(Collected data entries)
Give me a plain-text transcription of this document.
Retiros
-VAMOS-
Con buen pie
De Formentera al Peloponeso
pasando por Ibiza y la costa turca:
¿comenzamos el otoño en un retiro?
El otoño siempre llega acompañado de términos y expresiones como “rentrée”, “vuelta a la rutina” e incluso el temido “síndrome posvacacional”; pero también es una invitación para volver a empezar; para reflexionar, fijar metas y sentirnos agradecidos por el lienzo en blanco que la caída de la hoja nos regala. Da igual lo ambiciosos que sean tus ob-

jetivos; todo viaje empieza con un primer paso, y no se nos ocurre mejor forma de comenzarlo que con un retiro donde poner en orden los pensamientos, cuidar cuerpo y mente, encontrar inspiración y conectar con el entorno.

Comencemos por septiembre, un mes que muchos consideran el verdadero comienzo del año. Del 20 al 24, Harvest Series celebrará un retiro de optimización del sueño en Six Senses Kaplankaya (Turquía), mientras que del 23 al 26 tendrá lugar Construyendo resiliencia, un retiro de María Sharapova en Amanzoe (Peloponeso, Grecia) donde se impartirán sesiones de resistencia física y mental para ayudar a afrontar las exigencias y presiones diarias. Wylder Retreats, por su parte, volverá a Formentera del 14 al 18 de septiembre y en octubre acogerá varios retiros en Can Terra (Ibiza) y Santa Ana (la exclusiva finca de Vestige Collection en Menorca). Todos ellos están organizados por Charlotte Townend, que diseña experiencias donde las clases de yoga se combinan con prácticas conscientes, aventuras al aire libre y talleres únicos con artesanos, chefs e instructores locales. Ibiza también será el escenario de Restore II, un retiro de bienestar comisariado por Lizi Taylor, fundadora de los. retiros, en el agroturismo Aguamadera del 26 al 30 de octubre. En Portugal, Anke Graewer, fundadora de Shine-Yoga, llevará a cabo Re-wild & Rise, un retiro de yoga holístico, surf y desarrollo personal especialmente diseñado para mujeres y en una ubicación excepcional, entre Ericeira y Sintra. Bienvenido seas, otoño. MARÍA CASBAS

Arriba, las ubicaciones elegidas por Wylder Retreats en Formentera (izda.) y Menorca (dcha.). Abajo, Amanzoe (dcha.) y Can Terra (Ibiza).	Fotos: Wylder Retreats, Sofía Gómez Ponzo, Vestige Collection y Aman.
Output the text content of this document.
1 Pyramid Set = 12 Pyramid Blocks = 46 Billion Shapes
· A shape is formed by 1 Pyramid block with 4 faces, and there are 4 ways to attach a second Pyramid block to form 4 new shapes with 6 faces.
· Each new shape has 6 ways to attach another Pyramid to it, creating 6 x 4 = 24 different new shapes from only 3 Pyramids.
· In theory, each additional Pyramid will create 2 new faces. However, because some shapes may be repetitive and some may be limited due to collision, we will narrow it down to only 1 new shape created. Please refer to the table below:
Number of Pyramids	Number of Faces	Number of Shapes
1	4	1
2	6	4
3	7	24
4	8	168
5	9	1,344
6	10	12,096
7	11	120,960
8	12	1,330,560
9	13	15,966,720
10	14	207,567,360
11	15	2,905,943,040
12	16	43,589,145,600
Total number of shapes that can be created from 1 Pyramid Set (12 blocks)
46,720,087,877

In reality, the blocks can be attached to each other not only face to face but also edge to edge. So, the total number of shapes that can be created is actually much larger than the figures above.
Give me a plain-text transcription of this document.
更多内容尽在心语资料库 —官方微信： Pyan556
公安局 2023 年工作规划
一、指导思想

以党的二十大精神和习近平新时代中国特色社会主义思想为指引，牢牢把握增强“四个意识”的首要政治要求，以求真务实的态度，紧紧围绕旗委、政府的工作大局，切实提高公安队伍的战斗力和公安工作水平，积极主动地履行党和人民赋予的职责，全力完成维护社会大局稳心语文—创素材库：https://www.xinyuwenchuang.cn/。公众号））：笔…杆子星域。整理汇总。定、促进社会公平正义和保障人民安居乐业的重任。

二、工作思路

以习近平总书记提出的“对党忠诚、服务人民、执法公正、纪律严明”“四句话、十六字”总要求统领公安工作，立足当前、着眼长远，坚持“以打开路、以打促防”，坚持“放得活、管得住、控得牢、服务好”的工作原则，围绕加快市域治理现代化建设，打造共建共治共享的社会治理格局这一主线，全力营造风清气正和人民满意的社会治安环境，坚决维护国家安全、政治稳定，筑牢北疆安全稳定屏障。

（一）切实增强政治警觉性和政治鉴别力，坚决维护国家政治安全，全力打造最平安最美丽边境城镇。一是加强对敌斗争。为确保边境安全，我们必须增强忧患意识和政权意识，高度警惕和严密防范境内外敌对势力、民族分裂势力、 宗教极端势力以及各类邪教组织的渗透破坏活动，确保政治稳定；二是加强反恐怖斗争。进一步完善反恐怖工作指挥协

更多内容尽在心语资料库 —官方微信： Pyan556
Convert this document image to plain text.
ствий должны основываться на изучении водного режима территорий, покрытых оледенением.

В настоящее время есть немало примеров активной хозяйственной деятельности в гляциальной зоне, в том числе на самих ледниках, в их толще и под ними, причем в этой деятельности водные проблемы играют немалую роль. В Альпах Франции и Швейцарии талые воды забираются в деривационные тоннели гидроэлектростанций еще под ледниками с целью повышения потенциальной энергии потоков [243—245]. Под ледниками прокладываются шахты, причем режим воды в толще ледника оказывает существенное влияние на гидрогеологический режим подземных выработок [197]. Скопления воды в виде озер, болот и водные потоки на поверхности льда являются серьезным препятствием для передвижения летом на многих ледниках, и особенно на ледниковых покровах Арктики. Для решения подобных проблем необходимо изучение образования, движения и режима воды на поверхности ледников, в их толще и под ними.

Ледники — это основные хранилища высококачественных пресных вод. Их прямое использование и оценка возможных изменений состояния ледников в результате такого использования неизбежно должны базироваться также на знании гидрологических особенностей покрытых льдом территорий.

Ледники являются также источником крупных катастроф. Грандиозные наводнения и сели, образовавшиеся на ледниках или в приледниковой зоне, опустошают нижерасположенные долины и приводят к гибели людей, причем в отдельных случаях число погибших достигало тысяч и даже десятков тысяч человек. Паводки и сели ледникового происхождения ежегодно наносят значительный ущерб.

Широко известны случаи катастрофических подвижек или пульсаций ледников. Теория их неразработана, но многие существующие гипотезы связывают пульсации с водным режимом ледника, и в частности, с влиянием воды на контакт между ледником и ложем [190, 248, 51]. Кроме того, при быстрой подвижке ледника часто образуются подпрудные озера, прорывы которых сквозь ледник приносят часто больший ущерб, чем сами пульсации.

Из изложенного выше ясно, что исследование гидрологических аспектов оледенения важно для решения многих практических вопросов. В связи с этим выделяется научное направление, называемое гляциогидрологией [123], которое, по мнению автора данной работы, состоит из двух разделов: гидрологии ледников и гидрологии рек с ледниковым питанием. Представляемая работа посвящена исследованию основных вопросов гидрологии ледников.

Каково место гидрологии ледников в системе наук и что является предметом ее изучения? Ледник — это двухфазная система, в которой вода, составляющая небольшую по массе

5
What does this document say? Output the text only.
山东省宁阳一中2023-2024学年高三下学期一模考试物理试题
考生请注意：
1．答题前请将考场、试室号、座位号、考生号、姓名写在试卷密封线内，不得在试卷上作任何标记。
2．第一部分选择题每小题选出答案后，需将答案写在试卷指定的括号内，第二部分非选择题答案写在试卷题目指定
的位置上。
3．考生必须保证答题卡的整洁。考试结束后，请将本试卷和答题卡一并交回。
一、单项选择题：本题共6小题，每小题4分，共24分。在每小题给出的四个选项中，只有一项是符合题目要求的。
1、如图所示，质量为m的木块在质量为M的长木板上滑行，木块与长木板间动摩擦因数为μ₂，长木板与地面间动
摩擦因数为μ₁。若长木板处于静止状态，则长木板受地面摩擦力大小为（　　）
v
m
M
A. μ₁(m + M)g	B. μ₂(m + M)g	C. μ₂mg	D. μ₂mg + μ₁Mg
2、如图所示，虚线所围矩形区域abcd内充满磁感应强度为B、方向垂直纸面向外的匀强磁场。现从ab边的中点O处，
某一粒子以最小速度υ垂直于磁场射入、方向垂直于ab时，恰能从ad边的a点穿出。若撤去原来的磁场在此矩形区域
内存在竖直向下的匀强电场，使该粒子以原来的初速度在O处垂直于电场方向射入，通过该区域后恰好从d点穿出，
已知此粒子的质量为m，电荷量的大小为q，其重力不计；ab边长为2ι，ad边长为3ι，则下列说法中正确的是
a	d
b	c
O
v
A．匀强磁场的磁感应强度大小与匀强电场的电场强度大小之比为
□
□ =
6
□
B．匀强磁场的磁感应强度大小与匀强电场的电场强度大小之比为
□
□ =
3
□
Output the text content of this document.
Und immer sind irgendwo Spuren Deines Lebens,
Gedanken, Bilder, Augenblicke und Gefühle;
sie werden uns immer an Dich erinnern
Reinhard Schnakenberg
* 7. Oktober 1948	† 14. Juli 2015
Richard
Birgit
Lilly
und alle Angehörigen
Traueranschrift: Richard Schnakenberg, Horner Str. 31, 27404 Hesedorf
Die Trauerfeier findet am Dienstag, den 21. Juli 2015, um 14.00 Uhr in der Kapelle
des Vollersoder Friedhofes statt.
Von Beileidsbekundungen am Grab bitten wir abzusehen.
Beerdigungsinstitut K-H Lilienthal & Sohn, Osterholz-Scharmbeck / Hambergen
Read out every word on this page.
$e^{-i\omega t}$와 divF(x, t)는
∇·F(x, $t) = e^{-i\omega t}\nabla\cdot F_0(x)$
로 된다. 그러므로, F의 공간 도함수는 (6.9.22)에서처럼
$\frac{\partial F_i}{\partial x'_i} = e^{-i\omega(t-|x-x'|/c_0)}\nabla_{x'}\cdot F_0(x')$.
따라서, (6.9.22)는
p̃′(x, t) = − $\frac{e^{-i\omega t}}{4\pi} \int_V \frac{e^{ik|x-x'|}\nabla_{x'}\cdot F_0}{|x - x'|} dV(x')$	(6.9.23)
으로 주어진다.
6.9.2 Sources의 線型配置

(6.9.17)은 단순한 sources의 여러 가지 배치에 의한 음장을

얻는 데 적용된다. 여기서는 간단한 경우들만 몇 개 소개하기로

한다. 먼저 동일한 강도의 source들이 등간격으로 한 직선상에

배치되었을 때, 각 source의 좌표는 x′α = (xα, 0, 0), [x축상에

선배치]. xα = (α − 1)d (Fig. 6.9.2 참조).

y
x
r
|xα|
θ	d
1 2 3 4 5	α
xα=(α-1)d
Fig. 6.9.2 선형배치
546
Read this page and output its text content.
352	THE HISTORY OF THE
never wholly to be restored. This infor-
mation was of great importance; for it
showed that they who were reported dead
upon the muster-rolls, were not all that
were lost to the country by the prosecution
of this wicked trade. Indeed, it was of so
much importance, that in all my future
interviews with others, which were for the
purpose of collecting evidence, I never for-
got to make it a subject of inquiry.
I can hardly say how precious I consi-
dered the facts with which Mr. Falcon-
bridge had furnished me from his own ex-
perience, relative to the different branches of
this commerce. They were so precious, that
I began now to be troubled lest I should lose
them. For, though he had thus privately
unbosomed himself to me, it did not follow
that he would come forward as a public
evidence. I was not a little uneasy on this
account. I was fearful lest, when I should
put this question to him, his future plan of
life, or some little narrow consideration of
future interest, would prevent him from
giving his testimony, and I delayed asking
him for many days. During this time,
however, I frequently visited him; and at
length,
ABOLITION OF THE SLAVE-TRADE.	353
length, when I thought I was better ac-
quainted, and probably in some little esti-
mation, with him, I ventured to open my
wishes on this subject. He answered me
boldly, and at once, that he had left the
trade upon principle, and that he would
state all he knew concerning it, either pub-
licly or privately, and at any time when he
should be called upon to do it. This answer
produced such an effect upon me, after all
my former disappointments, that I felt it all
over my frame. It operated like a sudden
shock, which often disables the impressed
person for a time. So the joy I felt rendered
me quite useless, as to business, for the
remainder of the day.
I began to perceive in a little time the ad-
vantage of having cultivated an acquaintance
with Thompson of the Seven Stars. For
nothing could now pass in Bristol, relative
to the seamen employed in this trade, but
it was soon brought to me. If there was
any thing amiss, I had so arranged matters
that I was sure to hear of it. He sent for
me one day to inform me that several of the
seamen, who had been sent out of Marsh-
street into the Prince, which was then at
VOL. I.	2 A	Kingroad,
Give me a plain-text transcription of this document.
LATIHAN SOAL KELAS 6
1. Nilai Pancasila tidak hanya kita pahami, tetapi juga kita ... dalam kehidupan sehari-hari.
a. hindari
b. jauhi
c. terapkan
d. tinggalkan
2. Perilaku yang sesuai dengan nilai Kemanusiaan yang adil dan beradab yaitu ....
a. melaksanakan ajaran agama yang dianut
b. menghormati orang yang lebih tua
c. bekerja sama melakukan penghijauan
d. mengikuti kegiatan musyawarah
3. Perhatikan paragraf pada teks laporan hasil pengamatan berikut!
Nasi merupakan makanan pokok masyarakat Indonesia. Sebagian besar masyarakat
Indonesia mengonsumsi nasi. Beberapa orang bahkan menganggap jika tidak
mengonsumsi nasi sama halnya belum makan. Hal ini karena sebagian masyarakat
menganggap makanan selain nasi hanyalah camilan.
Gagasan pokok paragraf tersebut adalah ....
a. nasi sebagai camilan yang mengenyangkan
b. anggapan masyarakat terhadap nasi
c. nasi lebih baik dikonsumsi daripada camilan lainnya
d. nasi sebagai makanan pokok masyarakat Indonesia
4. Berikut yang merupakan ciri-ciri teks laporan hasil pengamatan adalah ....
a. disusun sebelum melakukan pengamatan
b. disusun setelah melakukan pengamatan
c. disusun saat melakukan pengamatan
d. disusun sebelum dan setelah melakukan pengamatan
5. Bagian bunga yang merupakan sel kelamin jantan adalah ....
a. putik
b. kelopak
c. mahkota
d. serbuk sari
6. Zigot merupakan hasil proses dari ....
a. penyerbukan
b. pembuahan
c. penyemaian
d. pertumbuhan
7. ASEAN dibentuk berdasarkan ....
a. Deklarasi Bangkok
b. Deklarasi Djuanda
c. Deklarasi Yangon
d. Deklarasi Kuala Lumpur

Work to complete
The answer must consist solely of the number of lines in the entries that contain the word "evidence".

Solution for this problem
2